- **GIVEN REQUEST**: Every entry below should be transcribed exactly; pictures stay out of the copy.

⟨

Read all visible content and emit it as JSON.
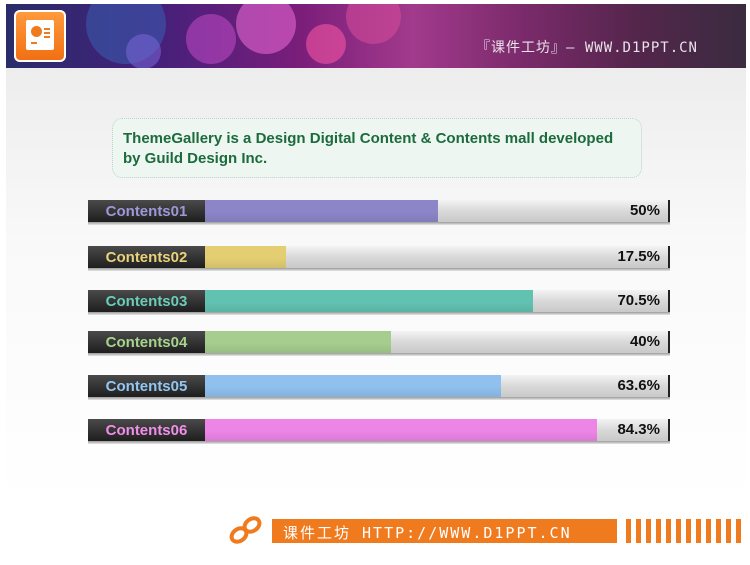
{
  "header": {
    "site_text": "『课件工坊』— WWW.D1PPT.CN"
  },
  "callout": {
    "text": "ThemeGallery is a Design Digital Content & Contents mall developed by Guild Design Inc."
  },
  "bars": [
    {
      "label": "Contents01",
      "value": 50,
      "value_text": "50%",
      "color": "#8c86c9",
      "label_color": "#9d97d8"
    },
    {
      "label": "Contents02",
      "value": 17.5,
      "value_text": "17.5%",
      "color": "#e3ce72",
      "label_color": "#e9d27a"
    },
    {
      "label": "Contents03",
      "value": 70.5,
      "value_text": "70.5%",
      "color": "#62c2b1",
      "label_color": "#69cdb9"
    },
    {
      "label": "Contents04",
      "value": 40,
      "value_text": "40%",
      "color": "#a6cc8e",
      "label_color": "#a7d38c"
    },
    {
      "label": "Contents05",
      "value": 63.6,
      "value_text": "63.6%",
      "color": "#8fc0ee",
      "label_color": "#93c6f3"
    },
    {
      "label": "Contents06",
      "value": 84.3,
      "value_text": "84.3%",
      "color": "#ec85e6",
      "label_color": "#f08ee9"
    }
  ],
  "footer": {
    "text": "课件工坊 HTTP://WWW.D1PPT.CN",
    "accent": "#f07a1e"
  }
}
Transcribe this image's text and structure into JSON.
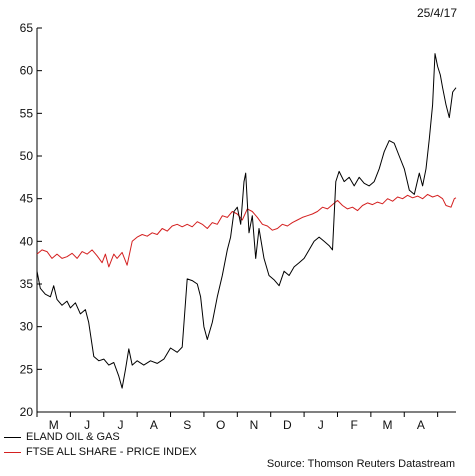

⟩

- **ANSWER TO THIS PROBLEM**:
Read all visible content and emit it as JSON.
{
  "header": {
    "site_text": "『课件工坊』— WWW.D1PPT.CN"
  },
  "callout": {
    "text": "ThemeGallery is a Design Digital Content & Contents mall developed by Guild Design Inc."
  },
  "bars": [
    {
      "label": "Contents01",
      "value": 50,
      "value_text": "50%",
      "color": "#8c86c9",
      "label_color": "#9d97d8"
    },
    {
      "label": "Contents02",
      "value": 17.5,
      "value_text": "17.5%",
      "color": "#e3ce72",
      "label_color": "#e9d27a"
    },
    {
      "label": "Contents03",
      "value": 70.5,
      "value_text": "70.5%",
      "color": "#62c2b1",
      "label_color": "#69cdb9"
    },
    {
      "label": "Contents04",
      "value": 40,
      "value_text": "40%",
      "color": "#a6cc8e",
      "label_color": "#a7d38c"
    },
    {
      "label": "Contents05",
      "value": 63.6,
      "value_text": "63.6%",
      "color": "#8fc0ee",
      "label_color": "#93c6f3"
    },
    {
      "label": "Contents06",
      "value": 84.3,
      "value_text": "84.3%",
      "color": "#ec85e6",
      "label_color": "#f08ee9"
    }
  ],
  "footer": {
    "text": "课件工坊 HTTP://WWW.D1PPT.CN",
    "accent": "#f07a1e"
  }
}
Transcribe this image's text and structure into JSON.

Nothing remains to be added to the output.